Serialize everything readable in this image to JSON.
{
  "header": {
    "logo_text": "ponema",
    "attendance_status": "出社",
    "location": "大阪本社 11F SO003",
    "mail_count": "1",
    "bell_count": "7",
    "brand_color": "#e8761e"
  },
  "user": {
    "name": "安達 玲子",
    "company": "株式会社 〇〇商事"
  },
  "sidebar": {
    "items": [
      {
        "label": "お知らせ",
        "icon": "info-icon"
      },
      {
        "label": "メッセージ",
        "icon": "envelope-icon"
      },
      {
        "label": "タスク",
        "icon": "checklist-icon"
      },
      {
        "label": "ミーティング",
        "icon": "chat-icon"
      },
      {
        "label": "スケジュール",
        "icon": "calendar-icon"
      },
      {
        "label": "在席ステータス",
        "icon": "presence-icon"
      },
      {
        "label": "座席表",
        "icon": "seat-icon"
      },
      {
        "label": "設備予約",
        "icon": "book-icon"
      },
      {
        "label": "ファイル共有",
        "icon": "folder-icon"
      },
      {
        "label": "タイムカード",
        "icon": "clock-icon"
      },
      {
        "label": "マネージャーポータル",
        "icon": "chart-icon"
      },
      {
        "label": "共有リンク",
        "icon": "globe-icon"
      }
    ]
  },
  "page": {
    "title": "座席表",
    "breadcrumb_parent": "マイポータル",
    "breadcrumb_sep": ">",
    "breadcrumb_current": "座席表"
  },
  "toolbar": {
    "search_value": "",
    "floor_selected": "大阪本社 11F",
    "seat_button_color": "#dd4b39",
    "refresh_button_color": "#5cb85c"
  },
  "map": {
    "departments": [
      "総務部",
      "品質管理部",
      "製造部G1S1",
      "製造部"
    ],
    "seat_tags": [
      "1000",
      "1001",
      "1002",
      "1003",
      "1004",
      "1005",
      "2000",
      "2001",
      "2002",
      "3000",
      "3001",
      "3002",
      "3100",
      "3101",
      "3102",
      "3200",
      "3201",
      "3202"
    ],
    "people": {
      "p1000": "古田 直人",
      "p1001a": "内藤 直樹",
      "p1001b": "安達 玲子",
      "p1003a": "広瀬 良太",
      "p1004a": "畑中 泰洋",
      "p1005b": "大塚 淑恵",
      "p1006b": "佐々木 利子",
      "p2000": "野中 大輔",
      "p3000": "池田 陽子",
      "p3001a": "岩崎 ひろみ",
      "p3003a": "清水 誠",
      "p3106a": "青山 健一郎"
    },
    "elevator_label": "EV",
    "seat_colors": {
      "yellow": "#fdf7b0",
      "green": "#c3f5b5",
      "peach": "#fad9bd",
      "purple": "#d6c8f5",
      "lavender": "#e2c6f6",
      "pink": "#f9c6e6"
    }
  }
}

● **WHAT IS BEING ASKED**:
Retype every entry word for word.

● **EXERCISE RESPONSE**:
Serialize everything readable in this image to JSON.
{
  "header": {
    "logo_text": "ponema",
    "attendance_status": "出社",
    "location": "大阪本社 11F SO003",
    "mail_count": "1",
    "bell_count": "7",
    "brand_color": "#e8761e"
  },
  "user": {
    "name": "安達 玲子",
    "company": "株式会社 〇〇商事"
  },
  "sidebar": {
    "items": [
      {
        "label": "お知らせ",
        "icon": "info-icon"
      },
      {
        "label": "メッセージ",
        "icon": "envelope-icon"
      },
      {
        "label": "タスク",
        "icon": "checklist-icon"
      },
      {
        "label": "ミーティング",
        "icon": "chat-icon"
      },
      {
        "label": "スケジュール",
        "icon": "calendar-icon"
      },
      {
        "label": "在席ステータス",
        "icon": "presence-icon"
      },
      {
        "label": "座席表",
        "icon": "seat-icon"
      },
      {
        "label": "設備予約",
        "icon": "book-icon"
      },
      {
        "label": "ファイル共有",
        "icon": "folder-icon"
      },
      {
        "label": "タイムカード",
        "icon": "clock-icon"
      },
      {
        "label": "マネージャーポータル",
        "icon": "chart-icon"
      },
      {
        "label": "共有リンク",
        "icon": "globe-icon"
      }
    ]
  },
  "page": {
    "title": "座席表",
    "breadcrumb_parent": "マイポータル",
    "breadcrumb_sep": ">",
    "breadcrumb_current": "座席表"
  },
  "toolbar": {
    "search_value": "",
    "floor_selected": "大阪本社 11F",
    "seat_button_color": "#dd4b39",
    "refresh_button_color": "#5cb85c"
  },
  "map": {
    "departments": [
      "総務部",
      "品質管理部",
      "製造部G1S1",
      "製造部"
    ],
    "seat_tags": [
      "1000",
      "1001",
      "1002",
      "1003",
      "1004",
      "1005",
      "2000",
      "2001",
      "2002",
      "3000",
      "3001",
      "3002",
      "3100",
      "3101",
      "3102",
      "3200",
      "3201",
      "3202"
    ],
    "people": {
      "p1000": "古田 直人",
      "p1001a": "内藤 直樹",
      "p1001b": "安達 玲子",
      "p1003a": "広瀬 良太",
      "p1004a": "畑中 泰洋",
      "p1005b": "大塚 淑恵",
      "p1006b": "佐々木 利子",
      "p2000": "野中 大輔",
      "p3000": "池田 陽子",
      "p3001a": "岩崎 ひろみ",
      "p3003a": "清水 誠",
      "p3106a": "青山 健一郎"
    },
    "elevator_label": "EV",
    "seat_colors": {
      "yellow": "#fdf7b0",
      "green": "#c3f5b5",
      "peach": "#fad9bd",
      "purple": "#d6c8f5",
      "lavender": "#e2c6f6",
      "pink": "#f9c6e6"
    }
  }
}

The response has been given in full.